** Start **

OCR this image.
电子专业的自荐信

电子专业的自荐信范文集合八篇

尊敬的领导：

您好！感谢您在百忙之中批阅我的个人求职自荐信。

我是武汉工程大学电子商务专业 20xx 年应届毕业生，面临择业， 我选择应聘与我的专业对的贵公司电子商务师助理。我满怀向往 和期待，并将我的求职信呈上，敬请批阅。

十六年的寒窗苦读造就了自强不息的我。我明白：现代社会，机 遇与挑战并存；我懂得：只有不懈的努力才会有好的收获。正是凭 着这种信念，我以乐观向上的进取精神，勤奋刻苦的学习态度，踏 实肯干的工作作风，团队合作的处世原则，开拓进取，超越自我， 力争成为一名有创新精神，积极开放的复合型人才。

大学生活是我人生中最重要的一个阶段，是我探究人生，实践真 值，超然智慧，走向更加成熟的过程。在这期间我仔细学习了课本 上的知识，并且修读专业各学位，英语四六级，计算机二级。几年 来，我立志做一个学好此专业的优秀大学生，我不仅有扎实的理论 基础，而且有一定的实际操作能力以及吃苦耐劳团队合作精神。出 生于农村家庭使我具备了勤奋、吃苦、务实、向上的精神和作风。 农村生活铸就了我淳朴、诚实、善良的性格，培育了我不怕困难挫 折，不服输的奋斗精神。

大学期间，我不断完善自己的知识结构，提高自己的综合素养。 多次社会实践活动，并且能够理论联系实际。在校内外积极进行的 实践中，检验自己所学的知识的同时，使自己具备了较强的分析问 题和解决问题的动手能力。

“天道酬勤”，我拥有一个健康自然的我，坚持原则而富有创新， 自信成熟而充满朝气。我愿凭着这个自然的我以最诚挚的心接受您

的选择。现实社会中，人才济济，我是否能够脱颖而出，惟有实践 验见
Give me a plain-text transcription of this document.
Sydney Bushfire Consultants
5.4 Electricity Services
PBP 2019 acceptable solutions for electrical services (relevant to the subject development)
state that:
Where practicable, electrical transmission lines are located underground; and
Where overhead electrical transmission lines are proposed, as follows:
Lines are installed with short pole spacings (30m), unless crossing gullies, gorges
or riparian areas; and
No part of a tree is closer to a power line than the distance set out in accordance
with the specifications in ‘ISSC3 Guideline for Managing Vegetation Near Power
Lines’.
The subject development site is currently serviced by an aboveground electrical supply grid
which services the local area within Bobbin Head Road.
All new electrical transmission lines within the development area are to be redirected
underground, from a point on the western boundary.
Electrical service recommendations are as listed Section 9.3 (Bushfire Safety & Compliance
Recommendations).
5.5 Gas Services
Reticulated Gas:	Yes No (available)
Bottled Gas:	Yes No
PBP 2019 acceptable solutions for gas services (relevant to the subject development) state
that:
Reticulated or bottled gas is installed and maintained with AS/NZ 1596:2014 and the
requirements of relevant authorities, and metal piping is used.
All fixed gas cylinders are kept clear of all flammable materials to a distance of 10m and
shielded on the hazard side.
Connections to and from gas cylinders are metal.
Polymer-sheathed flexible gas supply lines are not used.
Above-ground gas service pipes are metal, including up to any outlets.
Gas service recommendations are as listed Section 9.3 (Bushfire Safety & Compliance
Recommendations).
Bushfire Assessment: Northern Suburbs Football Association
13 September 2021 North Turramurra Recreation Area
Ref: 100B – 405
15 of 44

** End **

TASK REQUIREMENTS
Reproduce the entire listing word for word.

RESULT
OCR this image.
电子专业的自荐信

电子专业的自荐信范文集合八篇

尊敬的领导：

您好！感谢您在百忙之中批阅我的个人求职自荐信。

我是武汉工程大学电子商务专业 20xx 年应届毕业生，面临择业， 我选择应聘与我的专业对的贵公司电子商务师助理。我满怀向往 和期待，并将我的求职信呈上，敬请批阅。

十六年的寒窗苦读造就了自强不息的我。我明白：现代社会，机 遇与挑战并存；我懂得：只有不懈的努力才会有好的收获。正是凭 着这种信念，我以乐观向上的进取精神，勤奋刻苦的学习态度，踏 实肯干的工作作风，团队合作的处世原则，开拓进取，超越自我， 力争成为一名有创新精神，积极开放的复合型人才。

大学生活是我人生中最重要的一个阶段，是我探究人生，实践真 值，超然智慧，走向更加成熟的过程。在这期间我仔细学习了课本 上的知识，并且修读专业各学位，英语四六级，计算机二级。几年 来，我立志做一个学好此专业的优秀大学生，我不仅有扎实的理论 基础，而且有一定的实际操作能力以及吃苦耐劳团队合作精神。出 生于农村家庭使我具备了勤奋、吃苦、务实、向上的精神和作风。 农村生活铸就了我淳朴、诚实、善良的性格，培育了我不怕困难挫 折，不服输的奋斗精神。

大学期间，我不断完善自己的知识结构，提高自己的综合素养。 多次社会实践活动，并且能够理论联系实际。在校内外积极进行的 实践中，检验自己所学的知识的同时，使自己具备了较强的分析问 题和解决问题的动手能力。

“天道酬勤”，我拥有一个健康自然的我，坚持原则而富有创新， 自信成熟而充满朝气。我愿凭着这个自然的我以最诚挚的心接受您

的选择。现实社会中，人才济济，我是否能够脱颖而出，惟有实践 验见
Give me a plain-text transcription of this document.
Sydney Bushfire Consultants
5.4 Electricity Services
PBP 2019 acceptable solutions for electrical services (relevant to the subject development)
state that:
Where practicable, electrical transmission lines are located underground; and
Where overhead electrical transmission lines are proposed, as follows:
Lines are installed with short pole spacings (30m), unless crossing gullies, gorges
or riparian areas; and
No part of a tree is closer to a power line than the distance set out in accordance
with the specifications in ‘ISSC3 Guideline for Managing Vegetation Near Power
Lines’.
The subject development site is currently serviced by an aboveground electrical supply grid
which services the local area within Bobbin Head Road.
All new electrical transmission lines within the development area are to be redirected
underground, from a point on the western boundary.
Electrical service recommendations are as listed Section 9.3 (Bushfire Safety & Compliance
Recommendations).
5.5 Gas Services
Reticulated Gas:	Yes No (available)
Bottled Gas:	Yes No
PBP 2019 acceptable solutions for gas services (relevant to the subject development) state
that:
Reticulated or bottled gas is installed and maintained with AS/NZ 1596:2014 and the
requirements of relevant authorities, and metal piping is used.
All fixed gas cylinders are kept clear of all flammable materials to a distance of 10m and
shielded on the hazard side.
Connections to and from gas cylinders are metal.
Polymer-sheathed flexible gas supply lines are not used.
Above-ground gas service pipes are metal, including up to any outlets.
Gas service recommendations are as listed Section 9.3 (Bushfire Safety & Compliance
Recommendations).
Bushfire Assessment: Northern Suburbs Football Association
13 September 2021 North Turramurra Recreation Area
Ref: 100B – 405
15 of 44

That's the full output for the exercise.